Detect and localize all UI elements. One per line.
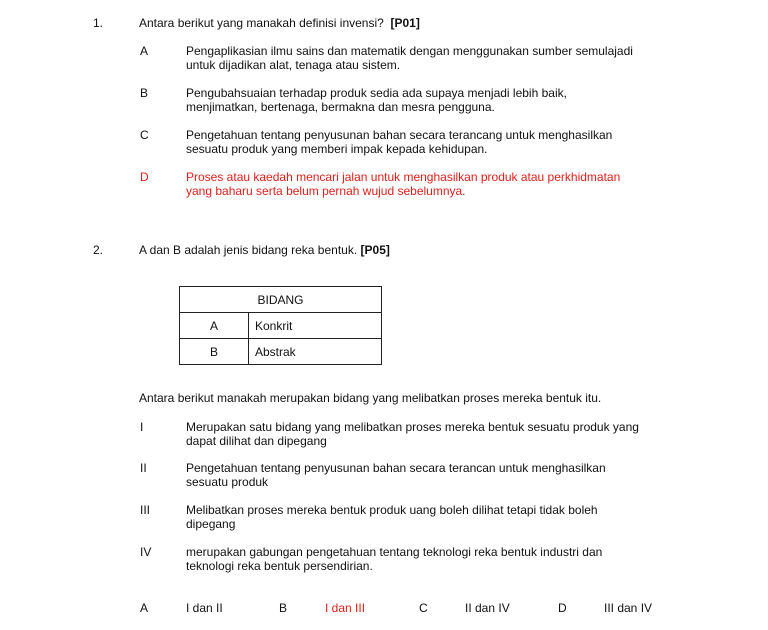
q1-option-a-text	[186, 44, 633, 72]
q1-option-d-line-1: Proses atau kaedah mencari jalan untuk menghasilkan produk atau perkhidmatan	[186, 170, 621, 184]
statement-2-text	[186, 461, 606, 489]
q1-option-c-text	[186, 128, 612, 156]
statement-1-line-2: dapat dilihat dan dipegang	[186, 434, 327, 448]
q1-option-d-line-2: yang baharu serta belum pernah wujud sebelumnya.	[186, 184, 466, 198]
q1-option-a-line-2: untuk dijadikan alat, tenaga atau sistem.	[186, 58, 401, 72]
q1-option-c-letter: C	[140, 128, 149, 142]
statement-3-line-2: dipegang	[186, 517, 236, 531]
question-1-code: [P01]	[390, 16, 420, 30]
statement-2-numeral: II	[140, 461, 147, 475]
table-cell-value: Konkrit	[249, 313, 382, 339]
choice-b-text: I dan III	[325, 601, 366, 615]
choice-c-letter: C	[419, 601, 428, 615]
table-cell-letter: A	[180, 313, 249, 339]
q1-option-b-line-1: Pengubahsuaian terhadap produk sedia ada supaya menjadi lebih baik,	[186, 86, 567, 100]
q1-option-d-text	[186, 170, 620, 198]
statement-2-line-1: Pengetahuan tentang penyusunan bahan secara terancan untuk menghasilkan	[186, 461, 606, 475]
statement-4-numeral: IV	[140, 545, 152, 559]
bidang-table	[179, 286, 382, 365]
choice-d-letter: D	[558, 601, 567, 615]
statement-2-line-2: sesuatu produk	[186, 475, 269, 489]
question-2-code: [P05]	[360, 243, 390, 257]
statement-3-line-1: Melibatkan proses mereka bentuk produk uang boleh dilihat tetapi tidak boleh	[186, 503, 598, 517]
table-row	[180, 313, 382, 339]
question-1-stem: Antara berikut yang manakah definisi invensi?	[139, 16, 384, 30]
question-1-number: 1.	[93, 16, 104, 30]
statement-3-text	[186, 503, 598, 531]
choice-c-text: II dan IV	[465, 601, 510, 615]
question-1-text	[139, 16, 420, 30]
q1-option-a-line-1: Pengaplikasian ilmu sains dan matematik dengan menggunakan sumber semulajadi	[186, 44, 633, 58]
statement-1-text	[186, 420, 639, 448]
q1-option-c-line-2: sesuatu produk yang memberi impak kepada kehidupan.	[186, 142, 488, 156]
q1-option-b-text	[186, 86, 567, 114]
statement-1-numeral: I	[140, 420, 144, 434]
question-2-text	[139, 243, 390, 257]
table-row	[180, 339, 382, 365]
statement-4-text	[186, 545, 602, 573]
choice-d-text: III dan IV	[604, 601, 653, 615]
question-2-stem: A dan B adalah jenis bidang reka bentuk.	[139, 243, 358, 257]
q1-option-a-letter: A	[140, 44, 149, 58]
choice-a-text: I dan II	[186, 601, 223, 615]
statement-3-numeral: III	[140, 503, 151, 517]
choice-b-letter: B	[279, 601, 288, 615]
statement-4-line-2: teknologi reka bentuk persendirian.	[186, 559, 373, 573]
q1-option-b-letter: B	[140, 86, 149, 100]
statement-1-line-1: Merupakan satu bidang yang melibatkan proses mereka bentuk sesuatu produk yang	[186, 420, 639, 434]
question-2-number: 2.	[93, 243, 104, 257]
choice-a-letter: A	[140, 601, 149, 615]
q1-option-d-letter: D	[140, 170, 149, 184]
statement-4-line-1: merupakan gabungan pengetahuan tentang teknologi reka bentuk industri dan	[186, 545, 603, 559]
question-2-prompt: Antara berikut manakah merupakan bidang yang melibatkan proses mereka bentuk itu.	[139, 391, 602, 405]
table-header: BIDANG	[180, 287, 382, 313]
table-cell-letter: B	[180, 339, 249, 365]
table-header-row	[180, 287, 382, 313]
q1-option-c-line-1: Pengetahuan tentang penyusunan bahan secara terancang untuk menghasilkan	[186, 128, 613, 142]
q1-option-b-line-2: menjimatkan, bertenaga, bermakna dan mesra pengguna.	[186, 100, 495, 114]
table-cell-value: Abstrak	[249, 339, 382, 365]
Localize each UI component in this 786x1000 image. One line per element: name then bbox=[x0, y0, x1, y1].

▸ **Written task**
Reproduce the listing lines without any change, starting with the line containing "44, 633, 72]" and continuing through the line containing "475, 269, 489]", both included.

▸ **Output**
q1-option-a-text	[186, 44, 633, 72]
q1-option-d-line-1: Proses atau kaedah mencari jalan untuk menghasilkan produk atau perkhidmatan	[186, 170, 621, 184]
statement-2-text	[186, 461, 606, 489]
q1-option-c-text	[186, 128, 612, 156]
statement-1-line-2: dapat dilihat dan dipegang	[186, 434, 327, 448]
q1-option-d-line-2: yang baharu serta belum pernah wujud sebelumnya.	[186, 184, 466, 198]
q1-option-a-line-2: untuk dijadikan alat, tenaga atau sistem.	[186, 58, 401, 72]
q1-option-c-letter: C	[140, 128, 149, 142]
statement-3-line-2: dipegang	[186, 517, 236, 531]
question-1-code: [P01]	[390, 16, 420, 30]
statement-2-numeral: II	[140, 461, 147, 475]
table-cell-value: Konkrit	[249, 313, 382, 339]
choice-b-text: I dan III	[325, 601, 366, 615]
choice-c-letter: C	[419, 601, 428, 615]
table-cell-letter: A	[180, 313, 249, 339]
q1-option-b-line-1: Pengubahsuaian terhadap produk sedia ada supaya menjadi lebih baik,	[186, 86, 567, 100]
q1-option-d-text	[186, 170, 620, 198]
statement-2-line-1: Pengetahuan tentang penyusunan bahan secara terancan untuk menghasilkan	[186, 461, 606, 475]
statement-4-numeral: IV	[140, 545, 152, 559]
bidang-table	[179, 286, 382, 365]
choice-d-letter: D	[558, 601, 567, 615]
statement-2-line-2: sesuatu produk	[186, 475, 269, 489]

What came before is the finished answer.